• _Vorliegender Text_:
Wie sieht es mit der Aufklärung aus?

Von Ebba Hagenberg-Miliu

Am 28. Januar 2010 erschütterte eine Nachricht aus dem Berliner Canisius-Kolleg die Republik: „Patres des Jesuitenordens haben Schüler missbraucht.“

Rektor Klaus Mertes, ehemaliger Schüler des Bonner Aloisiuskollegs (Ako), war mit Betroffenen an die Öffentlichkeit gegangen. In den Strudel gerieten viele Institutionen: darunter in Bonn das Collegium Josephinum das ehemalige St. Ludwig Kolleg der Franziskaner-Minoriten und das evangelische Godesheim, das Benediktinerkloster Ettal und die hessische Odenwaldschule.

Auch das ehemalige Rheinbacher Pallottiner-Internat St. Albert entpuppte sich als Tatort: Hier outete sich BAP-Sänger Wolfgang Niedecken als Betroffener. Eine Lawine war losgetreten. Unzählige Menschen traten aus den Kirchen aus. Wo stehen wir fünf Jahre danach?

Was unternahm die Katholische Kirche?

Sie öffnete erst einmal eine Hotline, bei der sich alsbald 1824 Betroffene meldeten. Dann legte die Deutsche Bischofskonferenz bei der Aufarbeitung einen glatten Fehlstart hin: 2013 ging sie mit dem Kriminologen Christian Pfeiffer im Streit auseinander. 2014 holte sich der Missbrauchsbeauftragte Bischof Stephan Ackermann für eine neue Studie gleich ein ganzes Forscherteam an Bord. Die Katholische Kirche sei nicht in Schockstarre gefallen, sondern handle, verbreitete Ackermann kürzlich. Die Kirche befinde sich in einem Lernprozess, der noch nicht abgeschlossen sei.

• _Vorliegendes Material_:
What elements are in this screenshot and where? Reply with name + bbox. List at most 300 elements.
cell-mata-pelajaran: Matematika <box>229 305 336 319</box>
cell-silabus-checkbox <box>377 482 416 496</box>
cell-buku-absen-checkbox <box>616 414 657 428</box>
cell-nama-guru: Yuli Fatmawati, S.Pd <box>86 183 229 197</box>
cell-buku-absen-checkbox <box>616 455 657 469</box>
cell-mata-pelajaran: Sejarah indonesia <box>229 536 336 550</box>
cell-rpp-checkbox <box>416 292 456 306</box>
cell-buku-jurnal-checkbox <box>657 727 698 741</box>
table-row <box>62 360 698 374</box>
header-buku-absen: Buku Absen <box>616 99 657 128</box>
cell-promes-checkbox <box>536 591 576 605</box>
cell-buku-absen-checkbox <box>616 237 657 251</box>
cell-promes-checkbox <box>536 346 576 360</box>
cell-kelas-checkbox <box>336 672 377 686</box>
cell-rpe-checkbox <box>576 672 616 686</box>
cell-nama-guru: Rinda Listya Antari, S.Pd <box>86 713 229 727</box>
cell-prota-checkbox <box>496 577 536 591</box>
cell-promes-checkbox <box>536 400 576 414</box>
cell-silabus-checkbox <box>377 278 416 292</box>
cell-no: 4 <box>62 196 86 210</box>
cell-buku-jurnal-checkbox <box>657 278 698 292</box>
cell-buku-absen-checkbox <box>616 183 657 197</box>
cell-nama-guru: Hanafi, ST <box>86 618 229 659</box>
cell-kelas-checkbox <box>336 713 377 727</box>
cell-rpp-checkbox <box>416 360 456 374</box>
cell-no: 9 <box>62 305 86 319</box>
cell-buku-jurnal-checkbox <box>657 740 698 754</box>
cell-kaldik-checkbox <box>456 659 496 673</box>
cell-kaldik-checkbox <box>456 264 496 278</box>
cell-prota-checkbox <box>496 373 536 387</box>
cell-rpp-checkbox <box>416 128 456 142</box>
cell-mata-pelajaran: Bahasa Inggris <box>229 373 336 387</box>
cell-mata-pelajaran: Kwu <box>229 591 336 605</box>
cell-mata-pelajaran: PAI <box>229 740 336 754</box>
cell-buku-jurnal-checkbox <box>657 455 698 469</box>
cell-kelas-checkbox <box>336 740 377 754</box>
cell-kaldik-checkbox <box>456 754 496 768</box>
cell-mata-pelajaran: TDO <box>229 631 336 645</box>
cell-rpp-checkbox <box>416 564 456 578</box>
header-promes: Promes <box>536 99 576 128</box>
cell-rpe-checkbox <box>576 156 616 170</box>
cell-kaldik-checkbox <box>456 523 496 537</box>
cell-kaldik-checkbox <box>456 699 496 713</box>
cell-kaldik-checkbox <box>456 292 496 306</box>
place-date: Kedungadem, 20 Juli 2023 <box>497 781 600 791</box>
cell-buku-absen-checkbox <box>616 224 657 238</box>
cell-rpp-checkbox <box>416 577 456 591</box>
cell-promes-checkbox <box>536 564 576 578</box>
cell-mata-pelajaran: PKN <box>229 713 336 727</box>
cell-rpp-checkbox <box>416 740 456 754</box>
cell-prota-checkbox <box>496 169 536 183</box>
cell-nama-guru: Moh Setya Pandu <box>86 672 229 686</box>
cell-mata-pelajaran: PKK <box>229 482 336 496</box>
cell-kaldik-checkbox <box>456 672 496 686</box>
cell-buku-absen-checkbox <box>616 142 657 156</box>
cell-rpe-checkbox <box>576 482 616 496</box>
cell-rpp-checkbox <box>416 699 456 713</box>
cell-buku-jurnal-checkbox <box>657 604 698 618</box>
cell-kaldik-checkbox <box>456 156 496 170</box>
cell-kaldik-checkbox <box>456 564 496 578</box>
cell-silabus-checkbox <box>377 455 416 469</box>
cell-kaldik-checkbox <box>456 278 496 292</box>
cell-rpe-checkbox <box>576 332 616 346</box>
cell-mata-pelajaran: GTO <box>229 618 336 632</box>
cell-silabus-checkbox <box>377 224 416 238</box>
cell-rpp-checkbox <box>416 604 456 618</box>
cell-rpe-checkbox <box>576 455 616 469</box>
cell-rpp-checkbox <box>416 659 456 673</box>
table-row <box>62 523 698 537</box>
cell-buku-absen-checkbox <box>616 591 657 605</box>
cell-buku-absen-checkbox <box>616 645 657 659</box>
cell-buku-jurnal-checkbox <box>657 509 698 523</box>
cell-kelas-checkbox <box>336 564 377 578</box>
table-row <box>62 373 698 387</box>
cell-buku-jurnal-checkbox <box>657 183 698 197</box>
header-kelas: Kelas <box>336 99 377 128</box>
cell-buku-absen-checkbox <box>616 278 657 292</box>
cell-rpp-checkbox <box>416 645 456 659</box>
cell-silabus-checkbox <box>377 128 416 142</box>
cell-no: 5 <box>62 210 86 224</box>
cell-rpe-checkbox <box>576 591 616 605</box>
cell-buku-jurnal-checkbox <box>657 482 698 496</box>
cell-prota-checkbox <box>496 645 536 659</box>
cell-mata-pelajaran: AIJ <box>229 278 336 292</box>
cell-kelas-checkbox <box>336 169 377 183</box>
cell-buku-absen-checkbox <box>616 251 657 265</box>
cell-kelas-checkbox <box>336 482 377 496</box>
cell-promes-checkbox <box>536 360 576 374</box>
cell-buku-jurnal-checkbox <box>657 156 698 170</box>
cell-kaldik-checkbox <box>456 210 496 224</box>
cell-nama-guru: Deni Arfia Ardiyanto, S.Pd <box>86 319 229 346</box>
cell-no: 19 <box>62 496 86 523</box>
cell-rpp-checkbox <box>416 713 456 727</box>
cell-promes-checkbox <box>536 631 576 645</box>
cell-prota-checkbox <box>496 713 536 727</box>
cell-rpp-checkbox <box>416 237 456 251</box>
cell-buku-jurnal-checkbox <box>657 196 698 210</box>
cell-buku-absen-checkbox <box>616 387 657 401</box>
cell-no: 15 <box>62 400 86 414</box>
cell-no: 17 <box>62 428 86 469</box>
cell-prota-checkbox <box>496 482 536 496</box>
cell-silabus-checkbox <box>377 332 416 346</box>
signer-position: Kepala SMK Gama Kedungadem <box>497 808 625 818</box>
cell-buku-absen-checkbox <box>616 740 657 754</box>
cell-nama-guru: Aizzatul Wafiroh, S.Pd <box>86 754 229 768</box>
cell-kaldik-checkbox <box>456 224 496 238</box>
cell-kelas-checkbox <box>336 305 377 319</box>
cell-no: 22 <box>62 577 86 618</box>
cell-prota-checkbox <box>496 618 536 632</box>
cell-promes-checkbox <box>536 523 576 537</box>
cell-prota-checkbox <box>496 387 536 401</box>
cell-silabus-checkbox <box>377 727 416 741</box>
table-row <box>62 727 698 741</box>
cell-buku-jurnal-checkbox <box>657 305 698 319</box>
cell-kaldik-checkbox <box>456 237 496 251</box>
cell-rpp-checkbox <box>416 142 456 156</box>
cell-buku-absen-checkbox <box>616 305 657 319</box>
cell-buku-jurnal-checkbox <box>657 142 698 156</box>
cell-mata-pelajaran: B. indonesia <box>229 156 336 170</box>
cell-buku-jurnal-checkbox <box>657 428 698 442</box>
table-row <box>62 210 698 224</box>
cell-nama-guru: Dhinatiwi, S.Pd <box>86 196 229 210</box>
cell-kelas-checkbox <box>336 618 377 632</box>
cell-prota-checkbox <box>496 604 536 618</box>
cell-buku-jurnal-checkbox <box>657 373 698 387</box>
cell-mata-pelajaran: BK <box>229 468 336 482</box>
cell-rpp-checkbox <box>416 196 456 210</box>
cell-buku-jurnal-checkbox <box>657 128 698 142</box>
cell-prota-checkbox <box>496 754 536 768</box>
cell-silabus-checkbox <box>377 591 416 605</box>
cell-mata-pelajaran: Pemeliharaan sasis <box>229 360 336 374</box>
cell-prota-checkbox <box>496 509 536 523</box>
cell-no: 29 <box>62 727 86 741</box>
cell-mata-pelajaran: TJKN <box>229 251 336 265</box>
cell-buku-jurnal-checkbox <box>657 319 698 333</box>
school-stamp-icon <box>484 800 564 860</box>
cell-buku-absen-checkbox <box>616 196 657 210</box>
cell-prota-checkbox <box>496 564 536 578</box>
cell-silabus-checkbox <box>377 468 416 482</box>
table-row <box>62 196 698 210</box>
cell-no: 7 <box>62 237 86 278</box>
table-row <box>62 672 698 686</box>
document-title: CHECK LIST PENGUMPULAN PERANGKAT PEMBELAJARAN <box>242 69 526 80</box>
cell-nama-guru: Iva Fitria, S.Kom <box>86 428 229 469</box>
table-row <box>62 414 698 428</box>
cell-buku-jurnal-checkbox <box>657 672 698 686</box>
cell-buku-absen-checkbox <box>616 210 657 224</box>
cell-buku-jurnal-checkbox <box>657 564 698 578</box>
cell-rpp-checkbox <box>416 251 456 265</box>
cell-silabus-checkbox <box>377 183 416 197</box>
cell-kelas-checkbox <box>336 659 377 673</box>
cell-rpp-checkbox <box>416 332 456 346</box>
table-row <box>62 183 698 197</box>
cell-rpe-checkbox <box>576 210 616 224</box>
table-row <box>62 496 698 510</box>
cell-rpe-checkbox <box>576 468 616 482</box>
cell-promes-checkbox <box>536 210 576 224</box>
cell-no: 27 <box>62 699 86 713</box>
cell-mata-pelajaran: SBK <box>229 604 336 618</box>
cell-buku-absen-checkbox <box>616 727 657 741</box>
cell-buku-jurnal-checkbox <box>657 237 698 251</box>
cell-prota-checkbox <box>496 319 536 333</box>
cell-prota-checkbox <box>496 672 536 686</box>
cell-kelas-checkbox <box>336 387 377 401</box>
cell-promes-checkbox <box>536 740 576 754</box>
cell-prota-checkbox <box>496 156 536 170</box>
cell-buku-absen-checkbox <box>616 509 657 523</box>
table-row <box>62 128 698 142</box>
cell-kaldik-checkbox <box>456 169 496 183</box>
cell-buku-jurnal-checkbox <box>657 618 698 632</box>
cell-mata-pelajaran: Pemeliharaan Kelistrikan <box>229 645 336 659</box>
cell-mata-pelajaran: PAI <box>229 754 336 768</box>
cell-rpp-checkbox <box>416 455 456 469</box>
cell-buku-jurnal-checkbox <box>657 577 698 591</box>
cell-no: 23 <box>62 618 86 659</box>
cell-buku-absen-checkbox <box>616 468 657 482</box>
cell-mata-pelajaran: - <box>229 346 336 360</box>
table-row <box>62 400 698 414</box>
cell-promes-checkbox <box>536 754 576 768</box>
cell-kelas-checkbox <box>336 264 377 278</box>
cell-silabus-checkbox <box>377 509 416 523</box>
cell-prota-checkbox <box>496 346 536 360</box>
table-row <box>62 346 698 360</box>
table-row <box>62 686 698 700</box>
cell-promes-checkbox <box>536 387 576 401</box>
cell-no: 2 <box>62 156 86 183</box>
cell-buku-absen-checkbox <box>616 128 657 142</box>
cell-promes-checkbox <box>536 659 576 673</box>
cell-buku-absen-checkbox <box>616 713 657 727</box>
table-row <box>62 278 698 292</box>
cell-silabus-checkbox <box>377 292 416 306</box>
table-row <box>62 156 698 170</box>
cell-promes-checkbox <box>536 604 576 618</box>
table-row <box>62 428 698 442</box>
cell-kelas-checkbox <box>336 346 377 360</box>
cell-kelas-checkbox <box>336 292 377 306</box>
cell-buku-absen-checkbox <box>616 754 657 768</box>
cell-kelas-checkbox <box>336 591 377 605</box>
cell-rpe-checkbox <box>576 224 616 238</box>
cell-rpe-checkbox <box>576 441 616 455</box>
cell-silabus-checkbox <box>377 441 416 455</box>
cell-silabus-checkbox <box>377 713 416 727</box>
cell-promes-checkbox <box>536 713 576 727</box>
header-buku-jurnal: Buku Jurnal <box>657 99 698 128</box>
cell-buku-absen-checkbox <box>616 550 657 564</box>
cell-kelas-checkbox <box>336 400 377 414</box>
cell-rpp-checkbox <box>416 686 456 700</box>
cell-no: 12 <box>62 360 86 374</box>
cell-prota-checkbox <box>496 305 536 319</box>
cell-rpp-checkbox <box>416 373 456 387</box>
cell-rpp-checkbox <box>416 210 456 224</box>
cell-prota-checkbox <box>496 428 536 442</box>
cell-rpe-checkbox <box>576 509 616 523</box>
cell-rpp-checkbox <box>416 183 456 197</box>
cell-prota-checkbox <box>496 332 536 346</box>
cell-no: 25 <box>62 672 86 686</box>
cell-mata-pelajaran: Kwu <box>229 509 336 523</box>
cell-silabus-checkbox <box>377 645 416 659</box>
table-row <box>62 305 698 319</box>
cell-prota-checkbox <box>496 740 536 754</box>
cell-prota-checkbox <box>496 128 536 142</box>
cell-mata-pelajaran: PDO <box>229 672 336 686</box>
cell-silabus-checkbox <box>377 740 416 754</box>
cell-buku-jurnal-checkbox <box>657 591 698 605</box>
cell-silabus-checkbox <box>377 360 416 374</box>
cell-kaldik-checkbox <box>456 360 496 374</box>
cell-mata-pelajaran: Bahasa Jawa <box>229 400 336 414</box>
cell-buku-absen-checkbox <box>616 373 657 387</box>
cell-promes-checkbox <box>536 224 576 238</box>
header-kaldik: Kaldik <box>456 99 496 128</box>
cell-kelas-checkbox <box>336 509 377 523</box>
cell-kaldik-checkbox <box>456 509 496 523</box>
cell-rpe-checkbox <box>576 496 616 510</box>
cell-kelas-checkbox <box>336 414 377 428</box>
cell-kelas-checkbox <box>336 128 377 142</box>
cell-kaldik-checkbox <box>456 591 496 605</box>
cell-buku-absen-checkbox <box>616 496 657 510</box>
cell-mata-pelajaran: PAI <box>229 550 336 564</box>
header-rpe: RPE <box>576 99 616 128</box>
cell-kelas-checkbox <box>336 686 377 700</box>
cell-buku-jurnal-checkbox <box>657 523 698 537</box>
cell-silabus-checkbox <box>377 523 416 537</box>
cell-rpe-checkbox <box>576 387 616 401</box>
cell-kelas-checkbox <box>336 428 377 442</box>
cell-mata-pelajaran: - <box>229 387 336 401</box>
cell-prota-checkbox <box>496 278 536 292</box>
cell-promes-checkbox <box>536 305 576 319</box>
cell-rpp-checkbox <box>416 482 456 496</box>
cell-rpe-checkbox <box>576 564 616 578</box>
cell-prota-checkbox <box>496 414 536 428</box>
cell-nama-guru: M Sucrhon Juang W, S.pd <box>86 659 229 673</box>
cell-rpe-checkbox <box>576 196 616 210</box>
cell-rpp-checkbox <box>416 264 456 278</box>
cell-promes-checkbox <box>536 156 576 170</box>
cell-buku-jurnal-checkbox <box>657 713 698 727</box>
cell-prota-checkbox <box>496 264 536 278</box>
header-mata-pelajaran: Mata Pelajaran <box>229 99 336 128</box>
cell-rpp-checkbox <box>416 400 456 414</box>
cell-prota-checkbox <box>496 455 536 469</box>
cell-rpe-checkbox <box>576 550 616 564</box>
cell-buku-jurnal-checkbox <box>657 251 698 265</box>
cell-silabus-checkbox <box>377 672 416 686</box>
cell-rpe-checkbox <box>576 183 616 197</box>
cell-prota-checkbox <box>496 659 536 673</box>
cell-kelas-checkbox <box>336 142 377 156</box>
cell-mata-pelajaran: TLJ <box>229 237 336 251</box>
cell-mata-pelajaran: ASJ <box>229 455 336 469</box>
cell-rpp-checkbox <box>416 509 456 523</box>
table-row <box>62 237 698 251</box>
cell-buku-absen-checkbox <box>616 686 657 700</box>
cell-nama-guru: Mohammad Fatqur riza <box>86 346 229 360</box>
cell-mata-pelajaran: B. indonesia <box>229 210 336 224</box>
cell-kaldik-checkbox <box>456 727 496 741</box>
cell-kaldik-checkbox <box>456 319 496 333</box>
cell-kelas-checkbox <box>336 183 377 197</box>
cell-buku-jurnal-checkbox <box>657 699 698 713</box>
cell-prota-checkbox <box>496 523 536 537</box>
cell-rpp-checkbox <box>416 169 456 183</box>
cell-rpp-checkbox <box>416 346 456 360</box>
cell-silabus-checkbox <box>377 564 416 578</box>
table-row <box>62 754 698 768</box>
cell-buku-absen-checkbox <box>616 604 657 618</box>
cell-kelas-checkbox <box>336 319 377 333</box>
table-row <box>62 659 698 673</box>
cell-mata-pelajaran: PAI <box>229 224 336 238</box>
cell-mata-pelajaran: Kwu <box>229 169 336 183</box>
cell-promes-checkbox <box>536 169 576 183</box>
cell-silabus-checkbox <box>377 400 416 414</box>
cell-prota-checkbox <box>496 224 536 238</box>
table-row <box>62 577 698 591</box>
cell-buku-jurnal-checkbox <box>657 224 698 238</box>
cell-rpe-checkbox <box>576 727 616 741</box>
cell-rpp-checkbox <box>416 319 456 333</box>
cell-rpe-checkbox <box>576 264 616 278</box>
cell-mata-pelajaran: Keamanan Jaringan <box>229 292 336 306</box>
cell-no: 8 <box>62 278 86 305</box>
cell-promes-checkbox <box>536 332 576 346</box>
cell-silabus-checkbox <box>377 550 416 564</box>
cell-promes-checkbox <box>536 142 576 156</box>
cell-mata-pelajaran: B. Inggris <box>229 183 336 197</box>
* * *
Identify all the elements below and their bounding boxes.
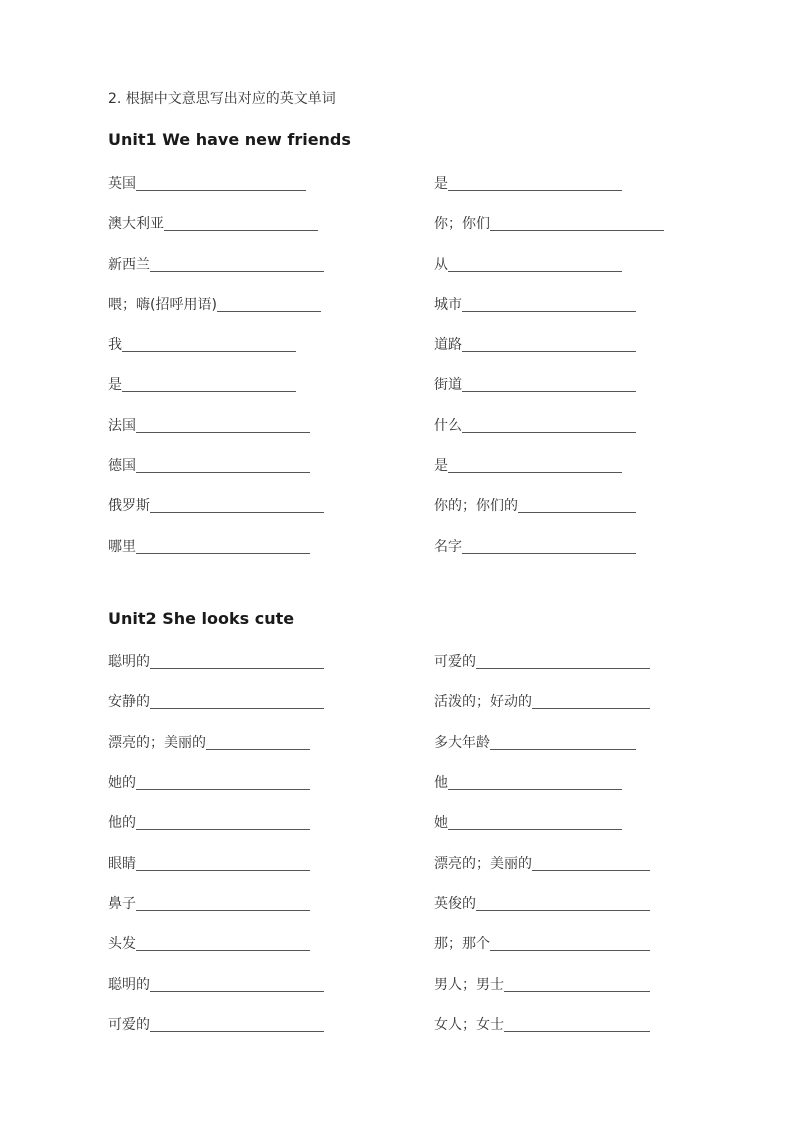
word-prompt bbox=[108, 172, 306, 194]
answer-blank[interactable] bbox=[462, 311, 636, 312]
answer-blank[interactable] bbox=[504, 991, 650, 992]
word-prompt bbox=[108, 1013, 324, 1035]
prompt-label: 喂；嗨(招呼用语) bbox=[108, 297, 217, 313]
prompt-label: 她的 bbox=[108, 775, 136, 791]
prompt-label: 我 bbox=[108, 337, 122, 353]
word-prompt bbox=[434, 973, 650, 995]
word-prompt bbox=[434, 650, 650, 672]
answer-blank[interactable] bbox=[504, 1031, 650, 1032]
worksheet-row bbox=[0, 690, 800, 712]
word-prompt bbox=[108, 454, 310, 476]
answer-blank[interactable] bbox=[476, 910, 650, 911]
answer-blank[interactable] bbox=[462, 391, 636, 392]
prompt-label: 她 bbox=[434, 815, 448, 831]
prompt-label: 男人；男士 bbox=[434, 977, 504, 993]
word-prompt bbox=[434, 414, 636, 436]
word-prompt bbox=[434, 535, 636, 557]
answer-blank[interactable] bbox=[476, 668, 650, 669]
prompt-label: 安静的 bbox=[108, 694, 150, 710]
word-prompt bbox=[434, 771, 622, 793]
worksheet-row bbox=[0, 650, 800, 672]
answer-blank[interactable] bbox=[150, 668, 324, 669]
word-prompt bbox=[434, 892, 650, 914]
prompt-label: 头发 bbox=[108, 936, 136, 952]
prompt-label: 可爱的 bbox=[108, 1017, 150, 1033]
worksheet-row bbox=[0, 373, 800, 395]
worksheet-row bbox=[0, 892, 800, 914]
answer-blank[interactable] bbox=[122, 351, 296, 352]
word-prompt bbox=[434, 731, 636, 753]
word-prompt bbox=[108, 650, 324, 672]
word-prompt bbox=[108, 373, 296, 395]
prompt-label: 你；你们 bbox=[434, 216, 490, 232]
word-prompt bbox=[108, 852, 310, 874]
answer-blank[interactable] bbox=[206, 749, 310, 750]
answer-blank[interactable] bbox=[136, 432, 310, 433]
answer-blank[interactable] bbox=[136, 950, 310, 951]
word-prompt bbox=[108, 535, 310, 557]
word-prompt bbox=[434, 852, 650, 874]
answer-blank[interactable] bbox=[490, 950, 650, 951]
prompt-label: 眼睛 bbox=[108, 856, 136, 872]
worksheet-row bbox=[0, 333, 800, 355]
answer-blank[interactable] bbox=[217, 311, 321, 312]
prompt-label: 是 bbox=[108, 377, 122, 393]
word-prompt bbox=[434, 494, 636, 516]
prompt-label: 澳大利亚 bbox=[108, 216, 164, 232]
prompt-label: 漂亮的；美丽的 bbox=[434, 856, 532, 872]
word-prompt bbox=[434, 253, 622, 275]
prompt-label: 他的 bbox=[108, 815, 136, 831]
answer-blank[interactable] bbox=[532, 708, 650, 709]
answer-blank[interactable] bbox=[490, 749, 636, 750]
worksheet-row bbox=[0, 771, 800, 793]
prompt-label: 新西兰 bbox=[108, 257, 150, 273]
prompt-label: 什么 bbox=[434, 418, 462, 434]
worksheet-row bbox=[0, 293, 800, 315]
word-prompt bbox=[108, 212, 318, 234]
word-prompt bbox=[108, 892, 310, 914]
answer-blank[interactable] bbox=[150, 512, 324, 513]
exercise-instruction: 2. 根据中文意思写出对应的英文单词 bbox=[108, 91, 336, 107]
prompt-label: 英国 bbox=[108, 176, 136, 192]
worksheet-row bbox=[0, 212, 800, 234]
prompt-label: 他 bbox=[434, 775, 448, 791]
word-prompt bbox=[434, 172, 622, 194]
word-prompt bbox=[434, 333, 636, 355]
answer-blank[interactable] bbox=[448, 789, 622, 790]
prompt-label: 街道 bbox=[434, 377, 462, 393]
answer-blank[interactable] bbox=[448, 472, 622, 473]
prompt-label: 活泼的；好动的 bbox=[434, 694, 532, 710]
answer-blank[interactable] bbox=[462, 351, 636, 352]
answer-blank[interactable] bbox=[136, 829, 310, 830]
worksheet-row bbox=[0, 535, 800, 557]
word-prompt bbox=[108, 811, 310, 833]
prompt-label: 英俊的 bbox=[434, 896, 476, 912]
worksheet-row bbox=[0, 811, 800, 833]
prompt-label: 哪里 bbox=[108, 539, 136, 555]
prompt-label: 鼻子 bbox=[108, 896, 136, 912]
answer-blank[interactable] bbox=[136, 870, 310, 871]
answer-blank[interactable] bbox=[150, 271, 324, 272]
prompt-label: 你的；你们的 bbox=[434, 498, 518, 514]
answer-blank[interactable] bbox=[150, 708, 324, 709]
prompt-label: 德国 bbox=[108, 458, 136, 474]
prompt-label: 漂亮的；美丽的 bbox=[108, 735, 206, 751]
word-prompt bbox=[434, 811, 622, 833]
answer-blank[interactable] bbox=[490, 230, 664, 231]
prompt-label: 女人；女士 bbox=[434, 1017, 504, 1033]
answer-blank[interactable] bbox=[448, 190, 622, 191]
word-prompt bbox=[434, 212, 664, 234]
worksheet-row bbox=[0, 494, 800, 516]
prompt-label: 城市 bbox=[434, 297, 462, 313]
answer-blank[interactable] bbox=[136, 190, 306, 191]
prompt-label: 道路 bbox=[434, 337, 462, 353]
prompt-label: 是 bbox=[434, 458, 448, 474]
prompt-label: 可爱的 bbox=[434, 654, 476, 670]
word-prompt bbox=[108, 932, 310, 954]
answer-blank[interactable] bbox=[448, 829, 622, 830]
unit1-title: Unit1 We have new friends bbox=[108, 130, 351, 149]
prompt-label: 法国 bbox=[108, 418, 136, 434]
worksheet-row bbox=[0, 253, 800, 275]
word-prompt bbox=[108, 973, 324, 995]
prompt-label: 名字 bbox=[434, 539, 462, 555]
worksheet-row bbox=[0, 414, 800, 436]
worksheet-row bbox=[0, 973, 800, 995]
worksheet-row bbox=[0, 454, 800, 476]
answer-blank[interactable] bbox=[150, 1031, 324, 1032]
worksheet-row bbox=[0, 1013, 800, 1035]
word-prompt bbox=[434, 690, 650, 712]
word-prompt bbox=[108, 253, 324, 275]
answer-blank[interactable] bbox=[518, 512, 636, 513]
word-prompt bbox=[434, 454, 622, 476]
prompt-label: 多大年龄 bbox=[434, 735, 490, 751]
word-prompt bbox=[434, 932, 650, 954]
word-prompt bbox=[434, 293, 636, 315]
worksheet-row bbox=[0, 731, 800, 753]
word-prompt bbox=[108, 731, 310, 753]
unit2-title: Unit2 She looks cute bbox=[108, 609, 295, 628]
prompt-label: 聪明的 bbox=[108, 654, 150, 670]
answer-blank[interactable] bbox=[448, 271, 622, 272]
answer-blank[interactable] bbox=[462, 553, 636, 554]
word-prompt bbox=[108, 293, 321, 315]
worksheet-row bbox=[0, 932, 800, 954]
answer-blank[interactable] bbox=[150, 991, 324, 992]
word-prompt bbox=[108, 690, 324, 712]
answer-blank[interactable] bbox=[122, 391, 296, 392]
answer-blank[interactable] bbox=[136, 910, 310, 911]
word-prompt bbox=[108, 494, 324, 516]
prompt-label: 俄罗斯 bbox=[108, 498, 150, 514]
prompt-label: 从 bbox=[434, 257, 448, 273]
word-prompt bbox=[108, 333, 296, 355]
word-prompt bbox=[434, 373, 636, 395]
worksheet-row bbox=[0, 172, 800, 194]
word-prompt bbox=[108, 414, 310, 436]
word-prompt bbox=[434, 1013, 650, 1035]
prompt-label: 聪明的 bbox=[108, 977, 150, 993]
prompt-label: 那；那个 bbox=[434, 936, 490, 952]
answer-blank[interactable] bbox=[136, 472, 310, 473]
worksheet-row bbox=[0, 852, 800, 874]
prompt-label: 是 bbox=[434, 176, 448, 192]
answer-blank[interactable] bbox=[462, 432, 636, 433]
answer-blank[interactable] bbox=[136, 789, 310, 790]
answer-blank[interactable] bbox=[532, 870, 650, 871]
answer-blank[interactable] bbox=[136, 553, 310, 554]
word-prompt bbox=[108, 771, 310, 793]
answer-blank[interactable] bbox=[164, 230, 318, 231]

• _Arbeitsanweisungen_:
(a) Geben Sie aus dem Text über die Missbrauchsaufarbeitung alles von „Auch das ehemalige“ bis hinunter zu „die Katholische Kirche?“ unverändert aus.
(b) Wie viele Betroffene meldeten sich laut dem Text über die Missbrauchsaufarbeitung bei der Hotline der Katholischen Kirche?
(c) Führen Sie den Text über die Missbrauchsaufarbeitung im Anschluss an seinen letzten Satz weiter.

• _Ergebnisse_:
(a)
Auch das ehemalige Rheinbacher Pallottiner-Internat St. Albert entpuppte sich als Tatort: Hier outete sich BAP-Sänger Wolfgang Niedecken als Betroffener. Eine Lawine war losgetreten. Unzählige Menschen traten aus den Kirchen aus. Wo stehen wir fünf Jahre danach?

Was unternahm die Katholische Kirche?

(b) 1824 Betroffene

(c)
Was leistet die katholische Studie?

Seit 2014 stehen in dieser Studie Betroffenenberichte im Fokus, um endlich „die Wahrheit aufzudecken“. Ob dafür heute aber wirklich noch alle Akten zu finden sind, ist unklar. Bislang sagten 46 Betroffene und sechs Beschuldigte aus. Männer und Frauen, die von der Beteiligung inzwischen enttäuscht absehen, beklagen im Gespräch mit dem GA, dass in Bischof Ackermanns Beirat nur ein einziger Betroffener vertreten und das Forscherteam einseitig nur mit Pathologen besetzt sei. „Was soll da rauskommen? Der Blick nur auf einzelne kranke Täter? Eine Ablenkung von den kranken Systemen Orden und Kirche? Schade um das viele Geld.“

Was tut die Bundesregierung?

Im März 2010 ernannte sie mit Christine Bergmann, ab 2011 mit Johannes-Wilhelm Rörig Unabhängige Beauftragte für die Aufarbeitung sexuellen Kindesmissbrauchs. Die richteten Runde Tische und eine Anlaufstelle ein, in der mehr als 22.000 Betroffene aufliefen. Ob in Familien, Vereinen, Schulen, katholischen und evangelischen Einrichtungen oder Heimen: Die Zahl derer, die sich bekannten, nahm eklatant zu. Die Sensibilität in Kitas, Schulen, Kirchengemeinden und Sportvereinen sei inzwischen gewachsen, ein Fonds aufgelegt, Verjährungsfristen seien verlängert worden, resümiert Rörig. „Doch der Skandal dauert an. Der Schutz der Kinder vor sexueller Gewalt ist noch lange nicht gelebter Alltag.“

Hat sich die Gesetzgebung geändert?

Für Straftaten des sexuellen Missbrauchs von Kindern und Jugendlichen gelten seit 2013 Verjährungsfristen zwischen fünf und dreißig Jahren. Bei Betroffenen laufen sie ab Vollendung des 21. Lebensjahres an. Ende 2014 beschloss der Bundestag im Zuge der Edathy-Affäre eine Verschärfung des Sexualstrafrechts zum Nacktfotografieren von Minderjährigen. Demnach gelten nun auch sogenannte Posing-Bilder, die etwa auch ein Ako-Pater schoss, als strafbare Kinderpornografie.

Was sagen die Opferverbände?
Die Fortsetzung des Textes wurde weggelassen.